## SOURCE DATA:

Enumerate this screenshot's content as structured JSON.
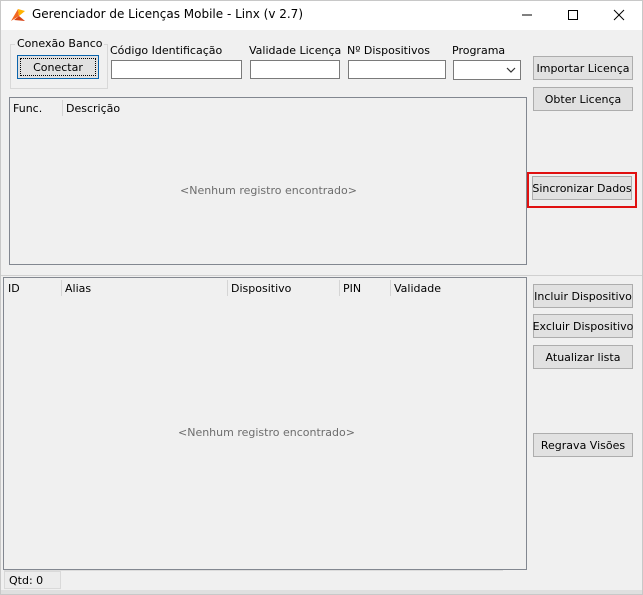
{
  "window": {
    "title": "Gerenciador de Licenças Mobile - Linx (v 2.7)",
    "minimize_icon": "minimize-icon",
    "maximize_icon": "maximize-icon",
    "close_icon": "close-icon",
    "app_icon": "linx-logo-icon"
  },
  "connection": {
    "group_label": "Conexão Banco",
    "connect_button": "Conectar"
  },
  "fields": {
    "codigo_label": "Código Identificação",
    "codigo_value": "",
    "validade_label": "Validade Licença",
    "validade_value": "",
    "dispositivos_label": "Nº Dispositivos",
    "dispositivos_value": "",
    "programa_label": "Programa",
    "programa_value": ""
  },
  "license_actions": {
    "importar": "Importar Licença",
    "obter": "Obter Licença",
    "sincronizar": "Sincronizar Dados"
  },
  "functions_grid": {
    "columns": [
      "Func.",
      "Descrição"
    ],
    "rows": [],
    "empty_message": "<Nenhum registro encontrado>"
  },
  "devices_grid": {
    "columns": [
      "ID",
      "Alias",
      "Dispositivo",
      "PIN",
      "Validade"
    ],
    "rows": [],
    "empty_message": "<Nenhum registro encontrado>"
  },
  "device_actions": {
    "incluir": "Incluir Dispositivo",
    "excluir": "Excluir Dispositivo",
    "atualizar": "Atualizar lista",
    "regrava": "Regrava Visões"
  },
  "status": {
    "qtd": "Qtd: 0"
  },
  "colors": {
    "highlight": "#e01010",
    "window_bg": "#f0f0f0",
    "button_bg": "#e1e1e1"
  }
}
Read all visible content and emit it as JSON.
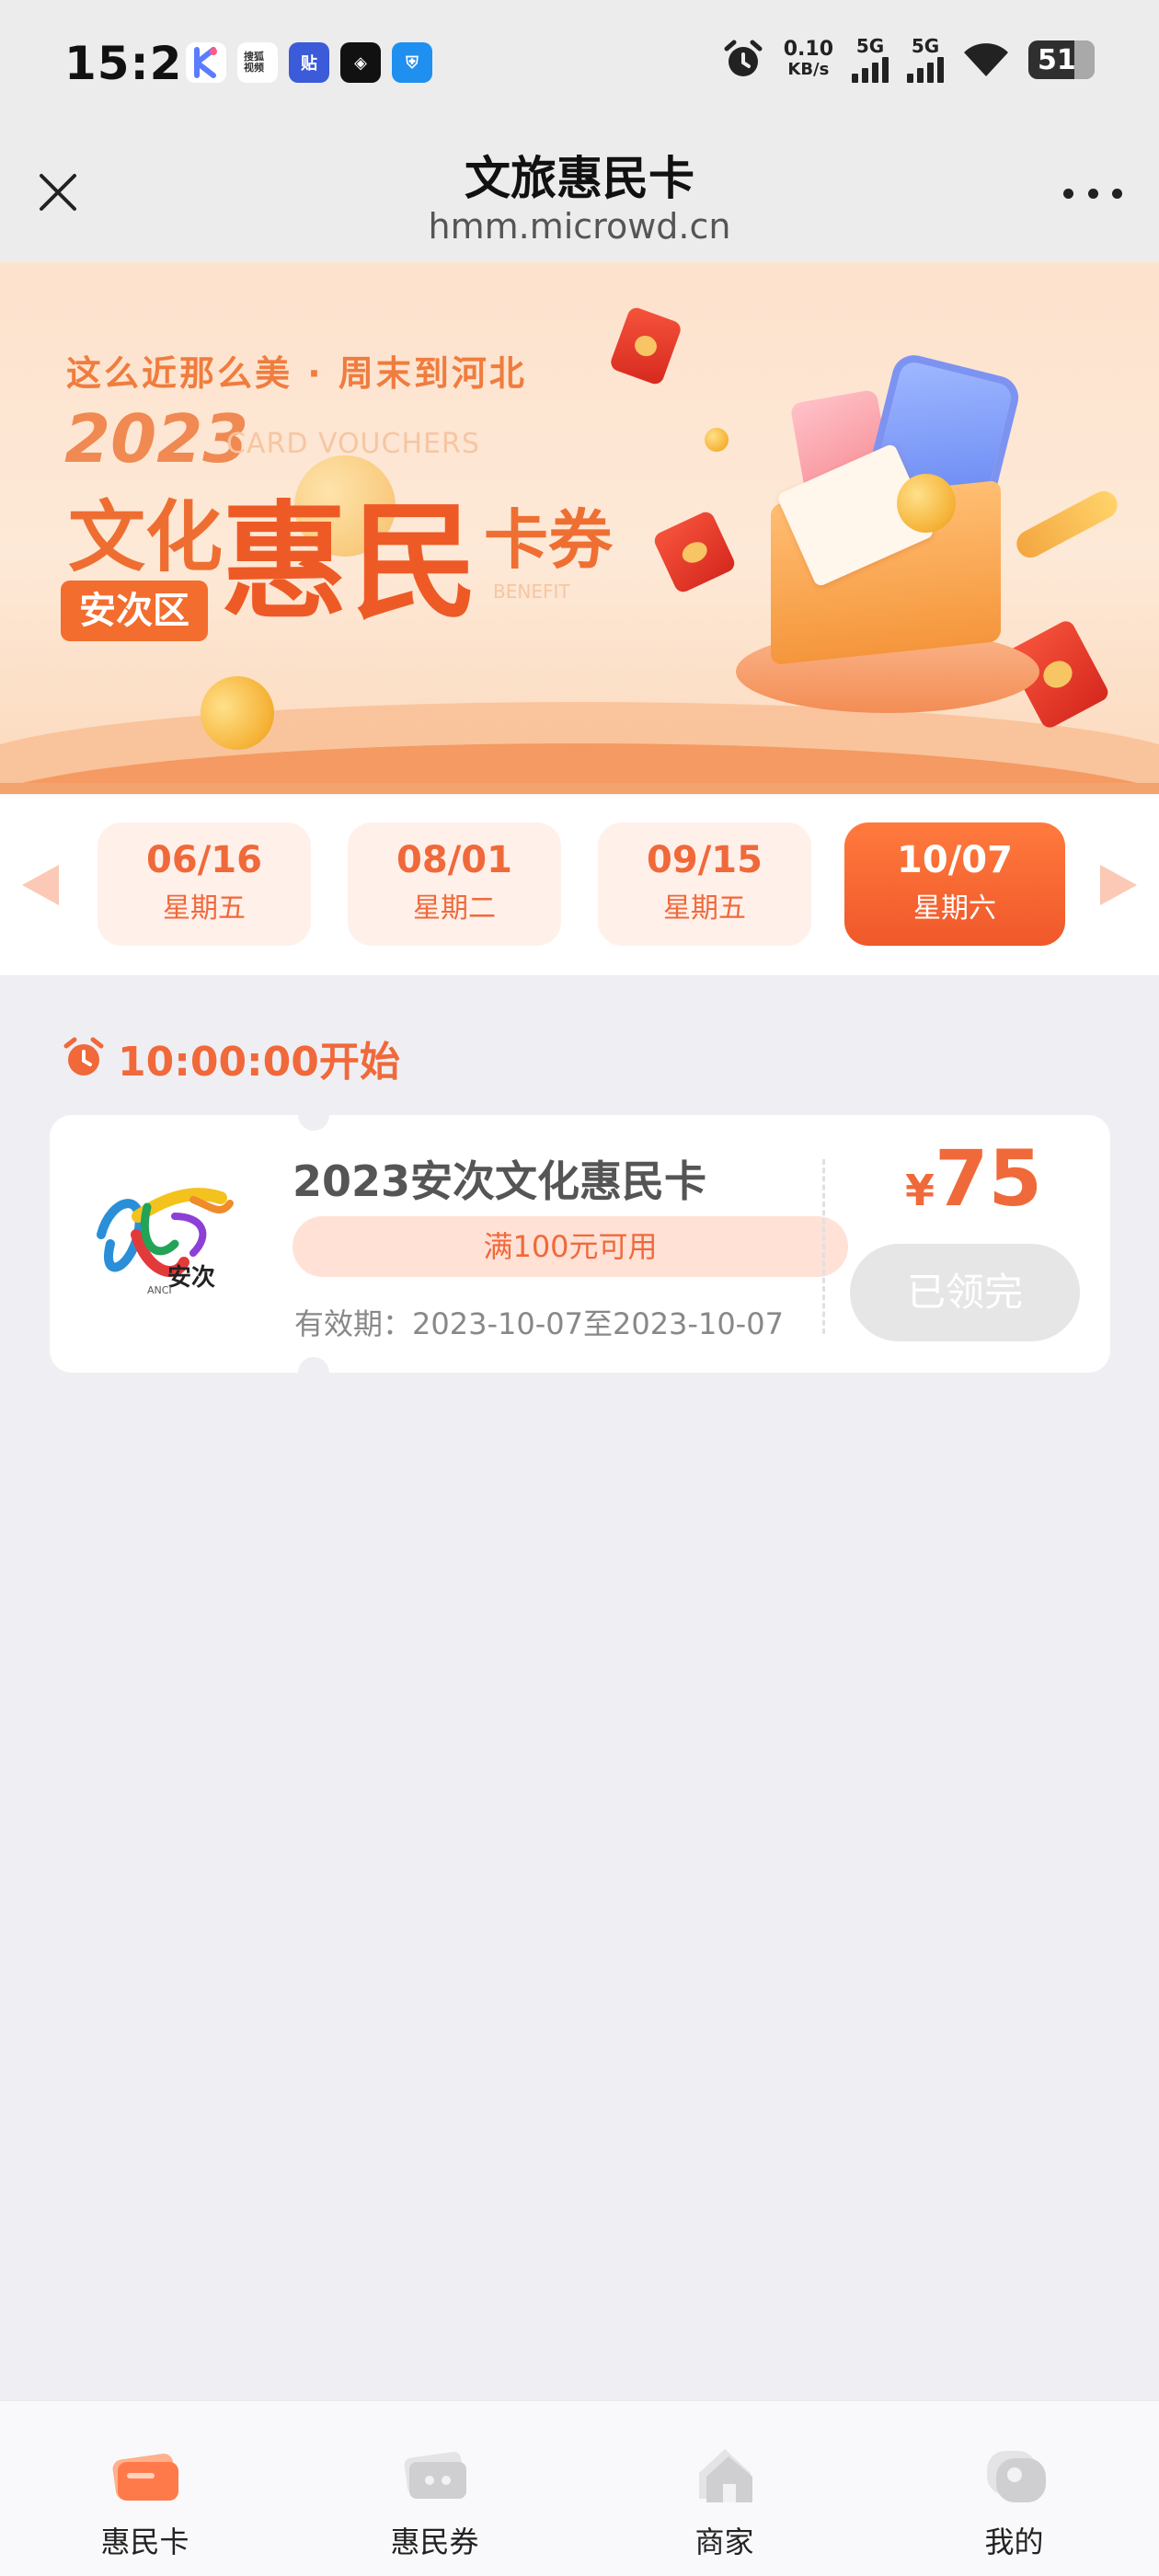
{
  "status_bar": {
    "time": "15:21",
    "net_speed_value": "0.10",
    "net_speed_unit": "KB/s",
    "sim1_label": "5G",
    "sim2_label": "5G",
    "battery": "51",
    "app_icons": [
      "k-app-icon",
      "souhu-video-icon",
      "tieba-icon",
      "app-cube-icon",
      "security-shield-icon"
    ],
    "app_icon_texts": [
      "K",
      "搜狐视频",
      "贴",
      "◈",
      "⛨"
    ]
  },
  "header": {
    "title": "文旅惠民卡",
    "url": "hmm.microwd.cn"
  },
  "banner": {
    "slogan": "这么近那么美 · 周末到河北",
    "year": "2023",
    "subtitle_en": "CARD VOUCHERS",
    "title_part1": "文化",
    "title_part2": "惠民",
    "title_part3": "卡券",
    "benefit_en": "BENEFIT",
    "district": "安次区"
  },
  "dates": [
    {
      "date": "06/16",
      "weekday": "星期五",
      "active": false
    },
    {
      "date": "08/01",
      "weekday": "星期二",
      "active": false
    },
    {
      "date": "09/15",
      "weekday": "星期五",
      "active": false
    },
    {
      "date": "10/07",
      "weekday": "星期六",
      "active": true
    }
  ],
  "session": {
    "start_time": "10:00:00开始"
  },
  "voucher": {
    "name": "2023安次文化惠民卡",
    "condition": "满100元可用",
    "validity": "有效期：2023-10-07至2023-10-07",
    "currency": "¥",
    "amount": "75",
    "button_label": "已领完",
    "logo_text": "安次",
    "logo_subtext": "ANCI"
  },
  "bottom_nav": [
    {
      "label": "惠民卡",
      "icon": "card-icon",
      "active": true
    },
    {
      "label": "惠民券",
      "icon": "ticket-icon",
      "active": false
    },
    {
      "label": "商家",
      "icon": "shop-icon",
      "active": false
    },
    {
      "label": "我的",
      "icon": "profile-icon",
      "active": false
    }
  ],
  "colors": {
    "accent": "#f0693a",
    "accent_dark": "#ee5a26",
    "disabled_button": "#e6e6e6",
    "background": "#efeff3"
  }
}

---

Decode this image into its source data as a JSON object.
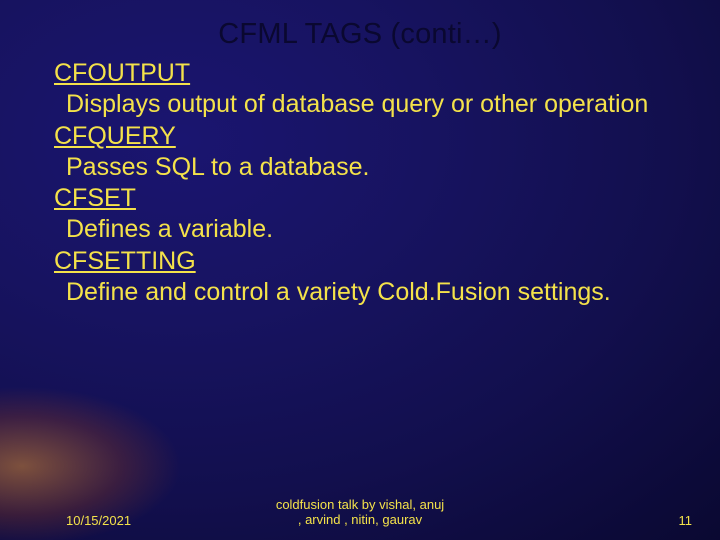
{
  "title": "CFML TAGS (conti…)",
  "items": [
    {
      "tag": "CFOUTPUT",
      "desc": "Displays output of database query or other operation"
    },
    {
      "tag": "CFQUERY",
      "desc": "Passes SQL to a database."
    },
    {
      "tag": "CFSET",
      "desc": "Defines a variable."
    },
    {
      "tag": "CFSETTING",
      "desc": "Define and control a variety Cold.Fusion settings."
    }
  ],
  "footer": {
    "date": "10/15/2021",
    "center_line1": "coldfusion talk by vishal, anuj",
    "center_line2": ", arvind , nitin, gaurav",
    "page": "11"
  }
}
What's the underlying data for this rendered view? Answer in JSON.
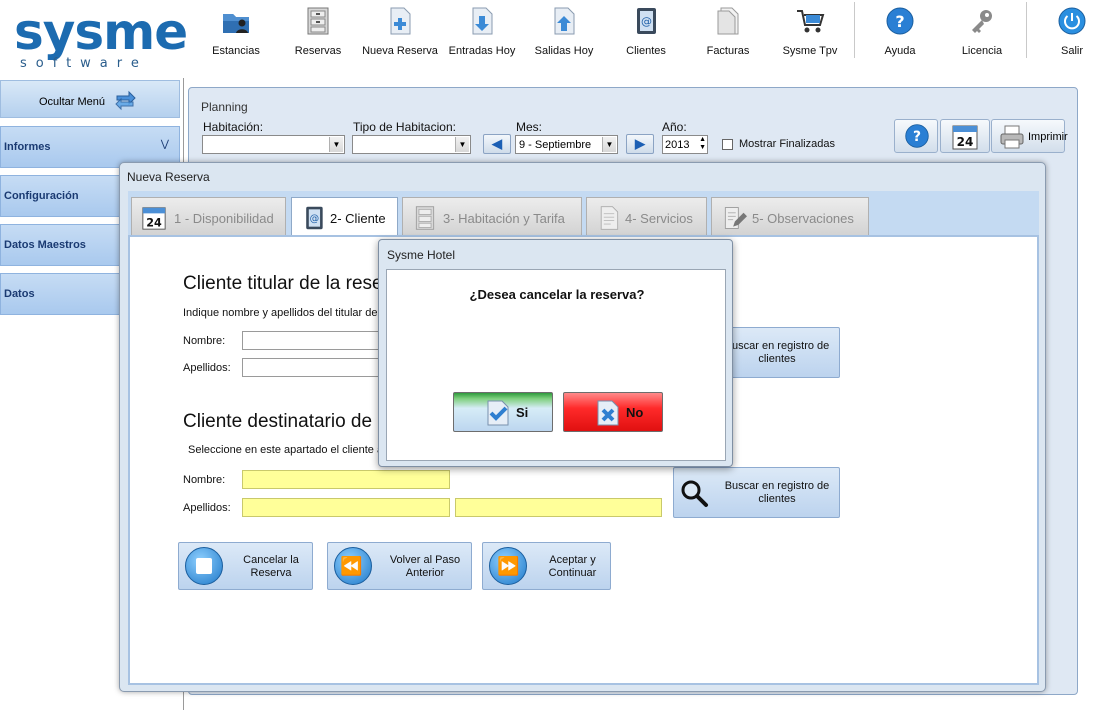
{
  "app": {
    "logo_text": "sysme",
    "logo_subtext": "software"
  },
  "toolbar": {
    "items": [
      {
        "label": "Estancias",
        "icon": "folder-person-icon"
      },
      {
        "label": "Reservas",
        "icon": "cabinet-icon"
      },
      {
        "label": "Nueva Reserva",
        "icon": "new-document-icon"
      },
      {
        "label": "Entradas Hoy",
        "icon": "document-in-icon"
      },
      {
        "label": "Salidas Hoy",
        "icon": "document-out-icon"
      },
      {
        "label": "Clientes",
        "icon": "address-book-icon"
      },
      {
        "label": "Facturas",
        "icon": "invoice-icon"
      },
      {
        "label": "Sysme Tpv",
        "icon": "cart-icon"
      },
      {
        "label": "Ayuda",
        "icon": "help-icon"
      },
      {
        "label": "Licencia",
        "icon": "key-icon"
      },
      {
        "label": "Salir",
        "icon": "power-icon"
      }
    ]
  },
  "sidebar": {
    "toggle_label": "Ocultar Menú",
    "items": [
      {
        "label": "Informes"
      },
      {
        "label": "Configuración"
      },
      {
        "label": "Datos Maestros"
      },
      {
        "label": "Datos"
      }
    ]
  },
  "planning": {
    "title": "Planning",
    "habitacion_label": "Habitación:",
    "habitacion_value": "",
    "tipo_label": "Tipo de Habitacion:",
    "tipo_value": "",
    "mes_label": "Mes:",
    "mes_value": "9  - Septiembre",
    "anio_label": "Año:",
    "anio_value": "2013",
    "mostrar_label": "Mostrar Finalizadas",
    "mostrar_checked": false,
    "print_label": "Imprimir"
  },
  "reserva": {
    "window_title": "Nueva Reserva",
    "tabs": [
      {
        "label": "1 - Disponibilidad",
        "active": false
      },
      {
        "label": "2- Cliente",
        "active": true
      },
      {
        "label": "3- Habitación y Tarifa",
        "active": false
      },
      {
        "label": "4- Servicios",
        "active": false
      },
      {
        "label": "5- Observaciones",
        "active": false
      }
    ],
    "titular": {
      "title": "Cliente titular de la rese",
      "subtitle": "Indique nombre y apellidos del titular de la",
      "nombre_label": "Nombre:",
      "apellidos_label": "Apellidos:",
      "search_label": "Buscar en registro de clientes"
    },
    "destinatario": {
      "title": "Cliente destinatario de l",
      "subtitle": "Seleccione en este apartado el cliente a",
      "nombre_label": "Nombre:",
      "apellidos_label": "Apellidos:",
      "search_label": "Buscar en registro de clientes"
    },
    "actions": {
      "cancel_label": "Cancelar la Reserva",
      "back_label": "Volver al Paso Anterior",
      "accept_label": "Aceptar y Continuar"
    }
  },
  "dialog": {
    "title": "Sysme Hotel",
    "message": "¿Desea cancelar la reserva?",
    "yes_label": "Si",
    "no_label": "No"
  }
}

## PROBLEM STATEMENT:
Filter the data, keeping only the lines that contain "Nueva".

## FULL SOLUTION:
        "label": "Nueva Reserva",
    "window_title": "Nueva Reserva",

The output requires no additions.